▸ **FRAGMENTO SELECCIONADO**:
◇ ◇ ◇

José Ángel Ferrer García.- Hoy viernes -con vuestro permiso- solicito la venia para comentar y escribir unas líneas que no estén llenas de críticas hacia ningún sector. Simplemente en esta ocasión, me apetecía escribir sobre un grupo de personas que conocí hace exactamente cinco años.
Se cumple un lustro desde aquel día en el que me presenté a la igualá de la cuadrilla de costaleros de Nuestra Señora de la O de ésta misma ciudad, llegué a pedir sitio a una cuadrilla en la que ya se habían incorporado varias personas cercanas a mi: un compañero de clase, su hermano,mi vecino y a otro compañero que también fue alumno de mi antiguo colegio. Del equipo de capataces conocía de muchos años atrás al capataz y en menor medida a sus auxiliares.

Cuando el capataz me llamó para ponerme en la quinta trabajadera, me hizo una pregunta que me puso los vellos de punta y delató la inexperiencia de mi persona bajo las trabajeras: “¿Qué pasos sacas?” – me preguntó el capataz – “María Auxiliadora de Monte Alto” – respondí con voz temblorosa – “en semana santa ¿ninguna? “–preguntó por segunda vez – “ninguna”- desoladamente contesté ante la idea de verme fuera de la cuadrilla.

Tras quince minutos moviéndome de un sitio a otro me repartió un DVD con el video de las imágenes del pasado año y un papel dónde señalaba cuándo y a qué hora serían los ensayos. “Bienvenido a tu cuadrilla”- me dijo al capataz con una gran sonrisa – “gracias” – le respondí, sin creérmelo aún.

Cinco años después sigo perteneciendo a ese mismo colectivo. Ya no soy aquel joven de 19 años que fue a pedir sitio siendo un desconocido, hoy me siento uno más, y éstas líneas que le dedico a diferentes temáticas todos los viernes, hoy se las escribo a todas las personas que hacen posible que el Martes Santo -aparte de la noche de Jesús- sea para mí el día más especial de la Semana Santa.

Tengo que agradecer porque en el primer ensayo cuando me metí por primera vez en esas trabajaderas, tuve a personas pendientes de mí, de cómo tenía que meterme, de cómo posicionarme mejor para empujar hacia arriba los kilos.

Tengo que agradecer a todos los que formamos la cuadrilla por hacer que se me quedara grabado en mi retina aquella revirá de la plaza del arenal en el año 2012, lástima que fuera la primera y última que hiciera en ese codo.

Tengo que agradecer los ratos de convivencia con un zumo “Rick Rock” durante el ensayo.

Tengo que agradecer a la Virgen, la suerte que he tenido de conocer a una cuadrilla que con el tiempo han pasado de ser mis compañeros, a ser mis hermanos, porque sin ellos no sería posible haber vivido muchos momentos de mi corta vida costalera. Sin ellos no podría revirar de la manera en la que reviramos, sin ellos no podría vivir la calle Gaitán como se vive debajo del sutil palo de la trabajadera.

◇ ◇ ◇

▸ **DATOS EXTRAÍDOS**:
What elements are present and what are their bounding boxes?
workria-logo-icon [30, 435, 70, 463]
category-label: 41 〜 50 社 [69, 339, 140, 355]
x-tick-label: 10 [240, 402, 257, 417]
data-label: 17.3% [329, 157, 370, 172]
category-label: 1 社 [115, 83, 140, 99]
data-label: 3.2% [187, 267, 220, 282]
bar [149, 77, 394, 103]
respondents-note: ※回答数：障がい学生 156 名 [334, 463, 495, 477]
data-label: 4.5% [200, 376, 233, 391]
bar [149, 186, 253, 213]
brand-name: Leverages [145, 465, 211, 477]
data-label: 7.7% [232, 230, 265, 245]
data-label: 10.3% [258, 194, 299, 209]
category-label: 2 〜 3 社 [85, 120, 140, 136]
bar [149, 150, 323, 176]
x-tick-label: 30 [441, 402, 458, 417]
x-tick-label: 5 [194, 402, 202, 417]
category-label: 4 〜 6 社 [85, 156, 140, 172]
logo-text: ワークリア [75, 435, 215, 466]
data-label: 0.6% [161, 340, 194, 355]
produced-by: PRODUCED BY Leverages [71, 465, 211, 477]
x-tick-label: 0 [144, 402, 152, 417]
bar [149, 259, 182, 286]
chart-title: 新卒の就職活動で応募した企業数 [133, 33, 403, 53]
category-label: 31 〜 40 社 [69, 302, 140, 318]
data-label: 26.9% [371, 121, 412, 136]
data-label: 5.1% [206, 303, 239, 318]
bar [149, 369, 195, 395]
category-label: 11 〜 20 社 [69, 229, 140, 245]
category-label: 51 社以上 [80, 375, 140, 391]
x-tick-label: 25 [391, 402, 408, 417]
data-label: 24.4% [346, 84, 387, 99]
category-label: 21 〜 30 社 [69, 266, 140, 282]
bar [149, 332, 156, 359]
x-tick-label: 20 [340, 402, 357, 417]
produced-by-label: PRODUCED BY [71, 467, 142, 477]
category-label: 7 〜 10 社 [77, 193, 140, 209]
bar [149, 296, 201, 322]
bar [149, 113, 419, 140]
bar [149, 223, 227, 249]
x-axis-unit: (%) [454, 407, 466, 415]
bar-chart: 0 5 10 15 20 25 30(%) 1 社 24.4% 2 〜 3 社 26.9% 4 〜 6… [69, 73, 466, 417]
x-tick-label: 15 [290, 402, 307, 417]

◇ ◇ ◇

▸ **PROBLEMAS Y TAREAS**:
(a) Responde con datos del texto sobre la cuadrilla de costaleros:
(i) ¿Qué paso sacaba el autor cuando se presentó a la igualá?
(ii) ¿En qué trabajadera lo colocó el capataz?
(iii) ¿Qué edad tenía el autor cuando fue a pedir sitio?
(b) Según el texto sobre la cuadrilla de costaleros, ¿qué personas cercanas al autor ya se habían incorporado a la cuadrilla cuando él llegó a pedir sitio? Enuméralas todas.
(c) Copia literalmente del texto sobre la cuadrilla de costaleros el pasaje que va de "Cinco años después" a "la Semana Santa.", ambos incluidos.

▸ **SOLUCIONES**:
(a)
(i) María Auxiliadora de Monte Alto.
(ii) En la quinta trabajadera.
(iii) 19 años.

(b)
- Un compañero de clase
- El hermano de ese compañero
- Su vecino
- Otro compañero que también fue alumno de su antiguo colegio

(c)
Cinco años después sigo perteneciendo a ese mismo colectivo. Ya no soy aquel joven de 19 años que fue a pedir sitio siendo un desconocido, hoy me siento uno más, y éstas líneas que le dedico a diferentes temáticas todos los viernes, hoy se las escribo a todas las personas que hacen posible que el Martes Santo -aparte de la noche de Jesús- sea para mí el día más especial de la Semana Santa.